Consider the records below. How many of their lines include the word "учетных"? State the number and nothing else.

#### Extracted data:
— BEGIN —

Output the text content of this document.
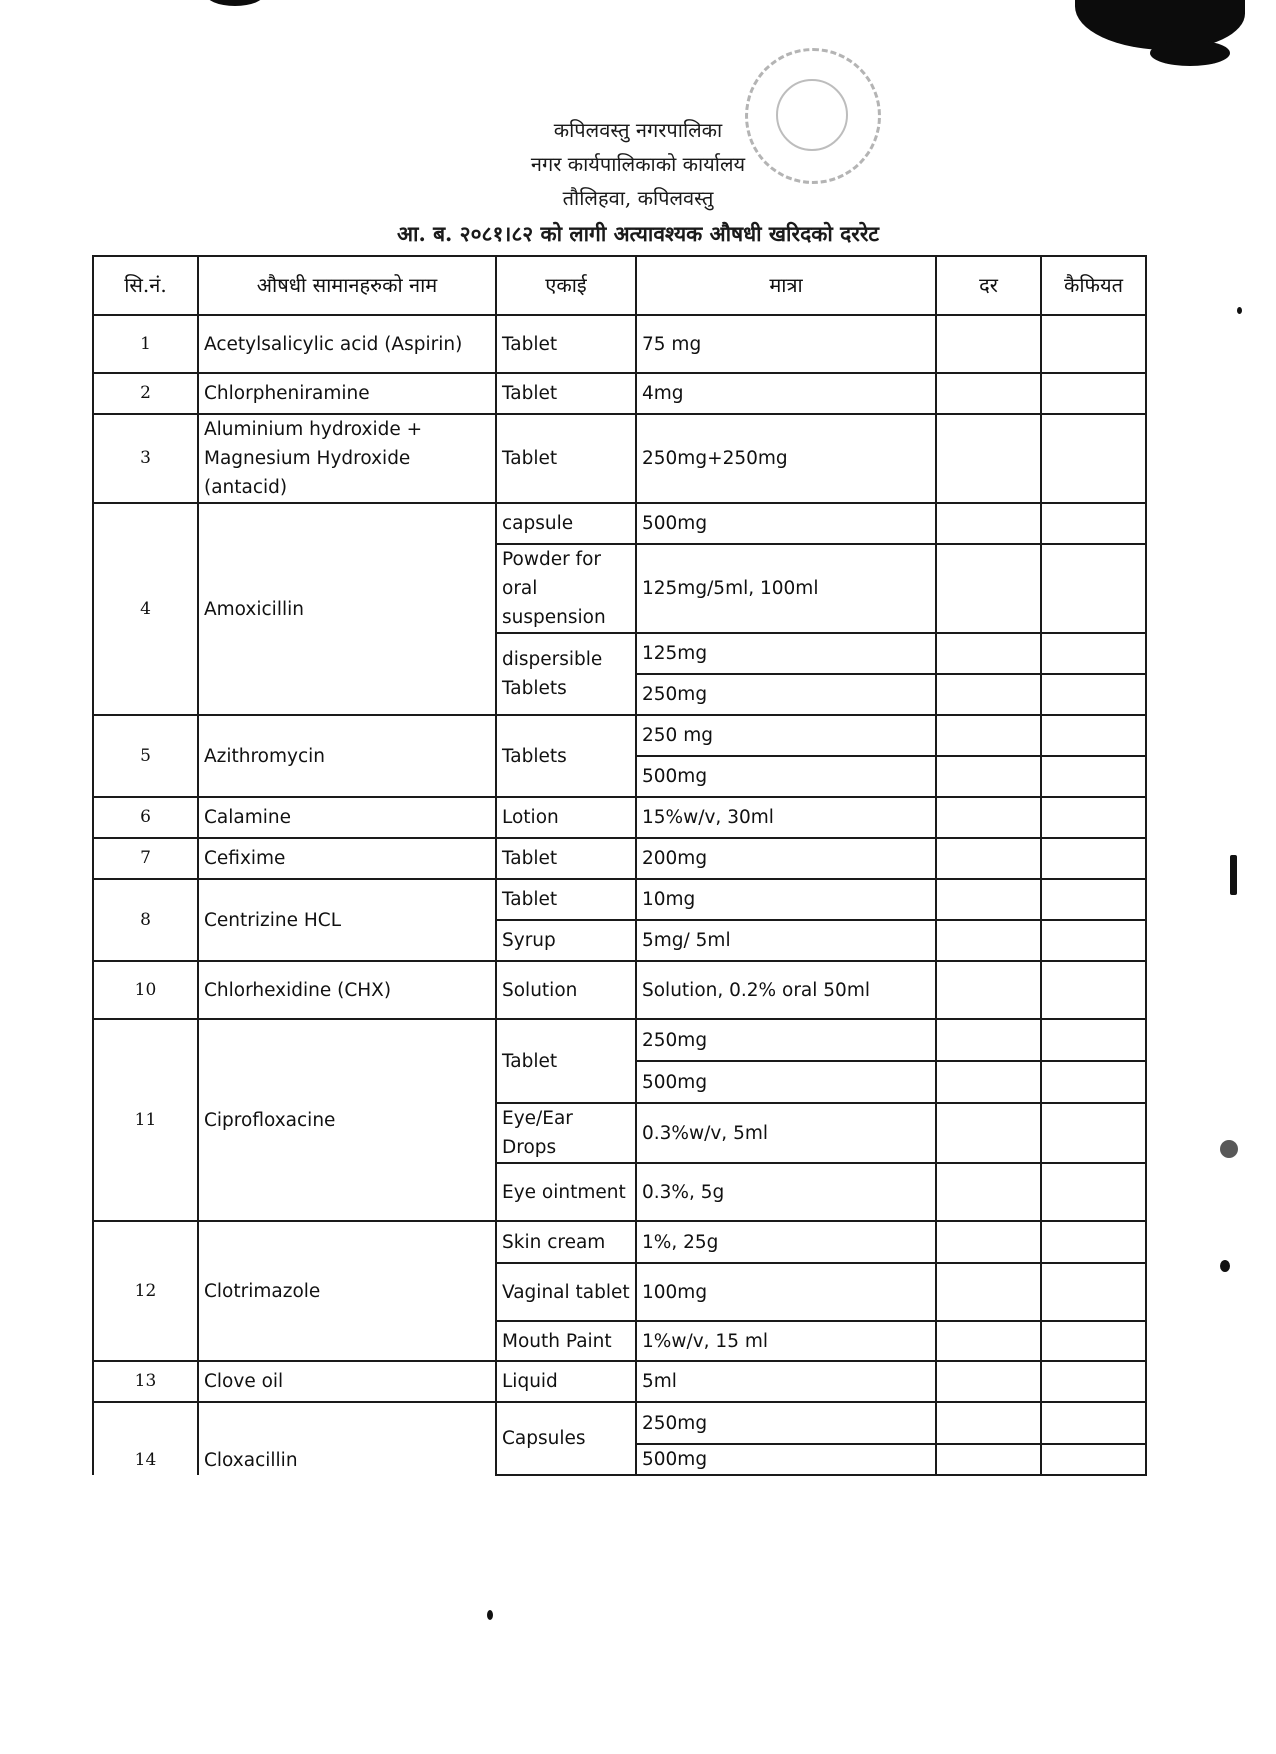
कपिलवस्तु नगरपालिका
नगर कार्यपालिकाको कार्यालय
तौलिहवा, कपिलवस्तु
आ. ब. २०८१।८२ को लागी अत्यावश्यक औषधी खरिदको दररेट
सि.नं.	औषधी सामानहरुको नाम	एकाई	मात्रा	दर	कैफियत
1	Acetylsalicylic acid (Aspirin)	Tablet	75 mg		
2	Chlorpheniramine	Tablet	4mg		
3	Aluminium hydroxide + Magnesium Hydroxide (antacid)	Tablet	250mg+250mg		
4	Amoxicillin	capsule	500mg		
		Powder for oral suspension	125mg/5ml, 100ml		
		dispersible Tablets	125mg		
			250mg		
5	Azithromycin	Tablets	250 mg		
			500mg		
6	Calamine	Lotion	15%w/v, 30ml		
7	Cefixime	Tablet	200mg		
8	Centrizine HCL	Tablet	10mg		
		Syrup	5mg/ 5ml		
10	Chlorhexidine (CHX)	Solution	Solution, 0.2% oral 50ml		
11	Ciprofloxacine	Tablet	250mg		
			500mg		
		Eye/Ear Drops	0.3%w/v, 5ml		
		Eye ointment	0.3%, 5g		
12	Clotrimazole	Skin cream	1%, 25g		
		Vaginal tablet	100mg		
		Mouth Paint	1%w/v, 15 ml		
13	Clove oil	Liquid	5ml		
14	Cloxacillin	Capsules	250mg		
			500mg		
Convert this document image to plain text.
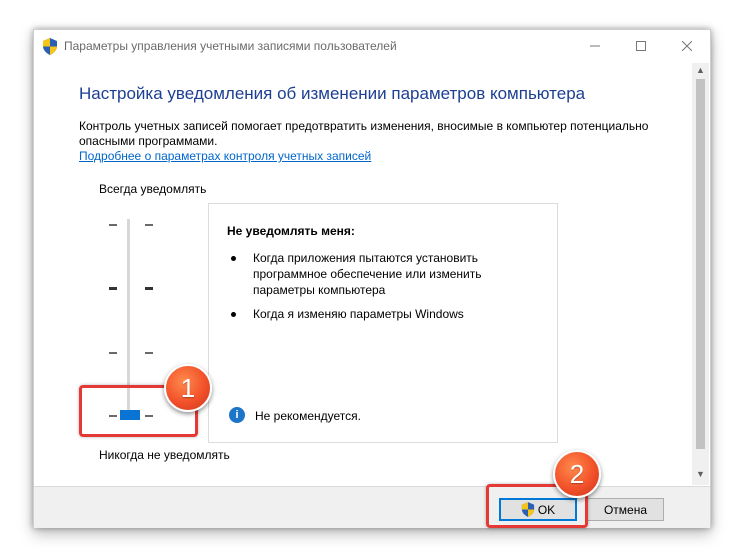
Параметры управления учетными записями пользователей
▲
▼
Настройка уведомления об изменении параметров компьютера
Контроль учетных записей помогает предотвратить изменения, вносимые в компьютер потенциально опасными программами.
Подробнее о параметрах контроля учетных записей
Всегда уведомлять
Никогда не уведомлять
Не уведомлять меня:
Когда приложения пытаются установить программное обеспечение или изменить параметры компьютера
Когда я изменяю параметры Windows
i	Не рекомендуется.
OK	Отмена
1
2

— END —

#### Task response:
2